[START OF PROVIDED RECORDS]

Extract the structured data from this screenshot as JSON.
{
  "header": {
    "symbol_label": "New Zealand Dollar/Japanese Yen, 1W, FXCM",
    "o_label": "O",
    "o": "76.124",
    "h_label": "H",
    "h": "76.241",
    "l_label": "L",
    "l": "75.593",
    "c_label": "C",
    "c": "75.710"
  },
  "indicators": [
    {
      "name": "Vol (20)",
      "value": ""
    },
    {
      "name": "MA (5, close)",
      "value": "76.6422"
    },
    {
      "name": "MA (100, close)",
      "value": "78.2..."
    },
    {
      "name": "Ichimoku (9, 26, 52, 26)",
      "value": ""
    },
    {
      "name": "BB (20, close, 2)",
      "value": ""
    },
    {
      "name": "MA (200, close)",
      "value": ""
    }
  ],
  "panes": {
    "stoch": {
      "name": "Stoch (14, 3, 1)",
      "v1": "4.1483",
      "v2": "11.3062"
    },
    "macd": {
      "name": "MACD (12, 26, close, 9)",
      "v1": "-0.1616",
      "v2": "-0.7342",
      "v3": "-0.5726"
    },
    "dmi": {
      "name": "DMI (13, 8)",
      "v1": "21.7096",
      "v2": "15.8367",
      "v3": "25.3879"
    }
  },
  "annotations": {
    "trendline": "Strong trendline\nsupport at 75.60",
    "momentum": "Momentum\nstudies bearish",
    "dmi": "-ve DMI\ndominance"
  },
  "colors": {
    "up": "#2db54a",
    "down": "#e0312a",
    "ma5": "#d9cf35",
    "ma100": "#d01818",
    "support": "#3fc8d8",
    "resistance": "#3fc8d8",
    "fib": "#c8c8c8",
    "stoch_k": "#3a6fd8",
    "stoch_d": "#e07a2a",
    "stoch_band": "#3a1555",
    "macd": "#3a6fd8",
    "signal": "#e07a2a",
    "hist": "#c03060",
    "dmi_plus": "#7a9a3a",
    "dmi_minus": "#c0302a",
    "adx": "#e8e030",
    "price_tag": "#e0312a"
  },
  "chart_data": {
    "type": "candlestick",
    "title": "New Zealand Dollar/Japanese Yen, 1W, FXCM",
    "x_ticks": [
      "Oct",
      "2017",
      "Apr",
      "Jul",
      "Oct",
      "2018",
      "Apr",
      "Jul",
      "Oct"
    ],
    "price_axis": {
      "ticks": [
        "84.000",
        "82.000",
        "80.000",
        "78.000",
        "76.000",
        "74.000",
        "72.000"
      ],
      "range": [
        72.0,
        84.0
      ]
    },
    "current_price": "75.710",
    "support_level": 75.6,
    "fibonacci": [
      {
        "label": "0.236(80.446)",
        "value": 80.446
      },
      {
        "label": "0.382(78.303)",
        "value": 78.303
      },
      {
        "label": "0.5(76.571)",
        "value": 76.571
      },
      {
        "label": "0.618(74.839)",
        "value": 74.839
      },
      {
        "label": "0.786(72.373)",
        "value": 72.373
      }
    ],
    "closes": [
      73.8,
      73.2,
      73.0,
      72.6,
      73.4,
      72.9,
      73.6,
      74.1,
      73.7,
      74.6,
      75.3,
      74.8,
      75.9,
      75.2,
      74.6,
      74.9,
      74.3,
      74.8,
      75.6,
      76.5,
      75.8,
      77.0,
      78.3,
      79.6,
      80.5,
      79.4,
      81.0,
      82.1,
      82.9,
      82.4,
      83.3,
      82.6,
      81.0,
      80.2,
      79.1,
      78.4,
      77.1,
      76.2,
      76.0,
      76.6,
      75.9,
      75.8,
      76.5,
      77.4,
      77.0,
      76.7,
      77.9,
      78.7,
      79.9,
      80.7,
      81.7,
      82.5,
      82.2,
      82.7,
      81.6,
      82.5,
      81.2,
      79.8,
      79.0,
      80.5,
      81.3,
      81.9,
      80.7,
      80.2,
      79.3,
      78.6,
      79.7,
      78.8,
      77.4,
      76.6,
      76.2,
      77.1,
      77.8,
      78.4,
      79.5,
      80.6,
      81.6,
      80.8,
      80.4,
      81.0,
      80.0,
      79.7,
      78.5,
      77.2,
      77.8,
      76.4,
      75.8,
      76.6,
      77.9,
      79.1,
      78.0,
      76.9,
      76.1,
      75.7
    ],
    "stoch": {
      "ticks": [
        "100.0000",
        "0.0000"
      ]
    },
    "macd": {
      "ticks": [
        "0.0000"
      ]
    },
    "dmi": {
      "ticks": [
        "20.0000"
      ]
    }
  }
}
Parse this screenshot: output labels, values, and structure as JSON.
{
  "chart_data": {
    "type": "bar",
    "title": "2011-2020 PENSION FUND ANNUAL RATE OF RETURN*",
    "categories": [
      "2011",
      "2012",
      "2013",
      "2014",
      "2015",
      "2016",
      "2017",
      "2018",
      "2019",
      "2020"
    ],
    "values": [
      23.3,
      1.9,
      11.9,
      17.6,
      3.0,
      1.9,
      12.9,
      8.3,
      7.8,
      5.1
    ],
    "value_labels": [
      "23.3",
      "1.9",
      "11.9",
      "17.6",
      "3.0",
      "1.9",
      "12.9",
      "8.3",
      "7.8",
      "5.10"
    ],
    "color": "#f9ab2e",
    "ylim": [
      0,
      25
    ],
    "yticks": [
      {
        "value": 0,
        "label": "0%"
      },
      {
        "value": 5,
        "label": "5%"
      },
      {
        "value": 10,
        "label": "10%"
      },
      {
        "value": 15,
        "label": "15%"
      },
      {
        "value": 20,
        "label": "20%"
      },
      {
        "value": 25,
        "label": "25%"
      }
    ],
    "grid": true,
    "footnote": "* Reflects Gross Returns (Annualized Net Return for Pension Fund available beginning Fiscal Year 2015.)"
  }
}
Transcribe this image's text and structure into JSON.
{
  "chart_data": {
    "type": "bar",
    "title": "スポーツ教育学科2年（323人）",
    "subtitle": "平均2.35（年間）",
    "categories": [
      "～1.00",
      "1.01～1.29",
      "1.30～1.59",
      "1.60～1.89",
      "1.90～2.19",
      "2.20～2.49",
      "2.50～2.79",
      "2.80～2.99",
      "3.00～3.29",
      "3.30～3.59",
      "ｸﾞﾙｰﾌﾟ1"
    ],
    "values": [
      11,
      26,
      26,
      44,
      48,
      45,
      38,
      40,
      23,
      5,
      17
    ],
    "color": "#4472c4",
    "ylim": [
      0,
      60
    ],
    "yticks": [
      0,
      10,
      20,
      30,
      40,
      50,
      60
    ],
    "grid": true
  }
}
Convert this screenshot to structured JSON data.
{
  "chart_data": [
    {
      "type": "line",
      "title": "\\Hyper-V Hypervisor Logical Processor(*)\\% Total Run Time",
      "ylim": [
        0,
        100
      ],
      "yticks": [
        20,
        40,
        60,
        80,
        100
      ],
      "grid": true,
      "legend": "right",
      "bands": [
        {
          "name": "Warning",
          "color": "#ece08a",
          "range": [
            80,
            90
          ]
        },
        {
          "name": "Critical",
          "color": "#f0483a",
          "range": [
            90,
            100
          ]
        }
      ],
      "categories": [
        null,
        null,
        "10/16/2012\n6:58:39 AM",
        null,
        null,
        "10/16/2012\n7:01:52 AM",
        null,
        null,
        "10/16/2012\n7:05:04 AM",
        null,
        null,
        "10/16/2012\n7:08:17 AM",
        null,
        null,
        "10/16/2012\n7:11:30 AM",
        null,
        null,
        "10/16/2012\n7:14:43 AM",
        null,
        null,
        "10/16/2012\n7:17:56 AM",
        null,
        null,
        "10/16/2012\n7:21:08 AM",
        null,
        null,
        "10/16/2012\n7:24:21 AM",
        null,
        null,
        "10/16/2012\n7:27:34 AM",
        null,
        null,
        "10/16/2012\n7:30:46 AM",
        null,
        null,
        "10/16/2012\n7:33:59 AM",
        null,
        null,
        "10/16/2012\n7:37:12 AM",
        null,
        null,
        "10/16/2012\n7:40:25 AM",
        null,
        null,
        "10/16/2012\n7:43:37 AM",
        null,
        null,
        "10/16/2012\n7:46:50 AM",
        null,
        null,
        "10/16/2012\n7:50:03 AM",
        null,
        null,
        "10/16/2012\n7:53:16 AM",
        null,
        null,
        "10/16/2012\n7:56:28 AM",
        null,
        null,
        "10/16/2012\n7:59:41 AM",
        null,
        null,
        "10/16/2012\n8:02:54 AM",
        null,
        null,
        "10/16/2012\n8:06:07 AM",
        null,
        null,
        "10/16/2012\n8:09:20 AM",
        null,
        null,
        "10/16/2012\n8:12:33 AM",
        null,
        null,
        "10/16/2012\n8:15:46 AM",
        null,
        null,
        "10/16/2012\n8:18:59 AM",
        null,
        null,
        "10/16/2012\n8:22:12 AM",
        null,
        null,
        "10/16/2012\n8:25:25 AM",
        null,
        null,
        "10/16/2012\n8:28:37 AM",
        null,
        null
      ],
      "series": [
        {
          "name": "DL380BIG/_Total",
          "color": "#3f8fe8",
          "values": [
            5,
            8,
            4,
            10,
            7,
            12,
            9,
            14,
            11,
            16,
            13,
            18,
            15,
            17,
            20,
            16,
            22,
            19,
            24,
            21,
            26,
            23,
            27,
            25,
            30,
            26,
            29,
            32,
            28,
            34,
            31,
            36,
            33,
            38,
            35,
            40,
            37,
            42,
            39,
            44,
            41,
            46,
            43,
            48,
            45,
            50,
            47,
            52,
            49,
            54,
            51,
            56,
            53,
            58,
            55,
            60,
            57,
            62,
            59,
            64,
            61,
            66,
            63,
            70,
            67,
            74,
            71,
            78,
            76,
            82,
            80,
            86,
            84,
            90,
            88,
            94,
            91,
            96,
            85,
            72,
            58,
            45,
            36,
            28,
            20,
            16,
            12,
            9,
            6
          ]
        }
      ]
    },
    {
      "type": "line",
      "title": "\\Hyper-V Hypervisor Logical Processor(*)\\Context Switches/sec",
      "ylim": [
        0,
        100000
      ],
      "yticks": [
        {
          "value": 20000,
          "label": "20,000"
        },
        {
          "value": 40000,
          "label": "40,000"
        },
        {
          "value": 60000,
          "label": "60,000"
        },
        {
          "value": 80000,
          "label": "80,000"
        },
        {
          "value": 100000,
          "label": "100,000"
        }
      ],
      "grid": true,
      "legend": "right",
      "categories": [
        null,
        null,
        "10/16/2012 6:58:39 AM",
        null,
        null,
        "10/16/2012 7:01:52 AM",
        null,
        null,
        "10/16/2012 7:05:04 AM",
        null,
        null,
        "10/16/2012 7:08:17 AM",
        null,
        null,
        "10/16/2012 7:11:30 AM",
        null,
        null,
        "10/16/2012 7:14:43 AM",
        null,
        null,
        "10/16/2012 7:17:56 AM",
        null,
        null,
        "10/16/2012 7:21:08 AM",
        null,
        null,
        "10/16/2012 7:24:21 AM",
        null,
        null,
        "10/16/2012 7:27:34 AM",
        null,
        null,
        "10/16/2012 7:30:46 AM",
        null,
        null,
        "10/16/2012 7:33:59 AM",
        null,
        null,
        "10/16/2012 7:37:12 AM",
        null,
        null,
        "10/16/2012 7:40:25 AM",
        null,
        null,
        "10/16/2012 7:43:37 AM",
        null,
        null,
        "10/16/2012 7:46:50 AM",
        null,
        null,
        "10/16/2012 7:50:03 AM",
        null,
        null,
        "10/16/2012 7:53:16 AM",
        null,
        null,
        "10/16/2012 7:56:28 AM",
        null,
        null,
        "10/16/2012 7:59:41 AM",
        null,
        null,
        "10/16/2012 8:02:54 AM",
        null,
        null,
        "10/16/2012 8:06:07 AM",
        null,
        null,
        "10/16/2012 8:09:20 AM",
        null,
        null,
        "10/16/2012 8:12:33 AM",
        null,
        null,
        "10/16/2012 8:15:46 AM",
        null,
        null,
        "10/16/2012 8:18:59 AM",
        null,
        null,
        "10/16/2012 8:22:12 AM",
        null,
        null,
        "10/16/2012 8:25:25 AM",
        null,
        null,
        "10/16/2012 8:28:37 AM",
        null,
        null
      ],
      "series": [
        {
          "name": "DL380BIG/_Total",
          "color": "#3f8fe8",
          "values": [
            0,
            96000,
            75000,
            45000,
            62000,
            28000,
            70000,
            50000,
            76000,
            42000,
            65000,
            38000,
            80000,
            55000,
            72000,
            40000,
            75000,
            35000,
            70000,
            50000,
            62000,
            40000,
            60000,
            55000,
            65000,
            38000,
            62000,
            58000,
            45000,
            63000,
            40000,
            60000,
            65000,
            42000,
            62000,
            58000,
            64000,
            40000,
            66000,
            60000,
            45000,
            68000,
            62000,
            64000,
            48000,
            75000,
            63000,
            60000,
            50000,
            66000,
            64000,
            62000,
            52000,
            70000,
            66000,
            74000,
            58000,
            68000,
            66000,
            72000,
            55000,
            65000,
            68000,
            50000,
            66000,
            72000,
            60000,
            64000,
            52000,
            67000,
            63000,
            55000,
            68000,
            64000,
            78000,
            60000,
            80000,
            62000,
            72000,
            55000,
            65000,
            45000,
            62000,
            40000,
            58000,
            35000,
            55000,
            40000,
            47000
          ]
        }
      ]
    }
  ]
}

[END OF PROVIDED RECORDS]

Only lines with the string "grid" belong in your answer; copy each one.

[RESULT]:
    "grid": true,
    "grid": true
      "grid": true,
      "grid": true,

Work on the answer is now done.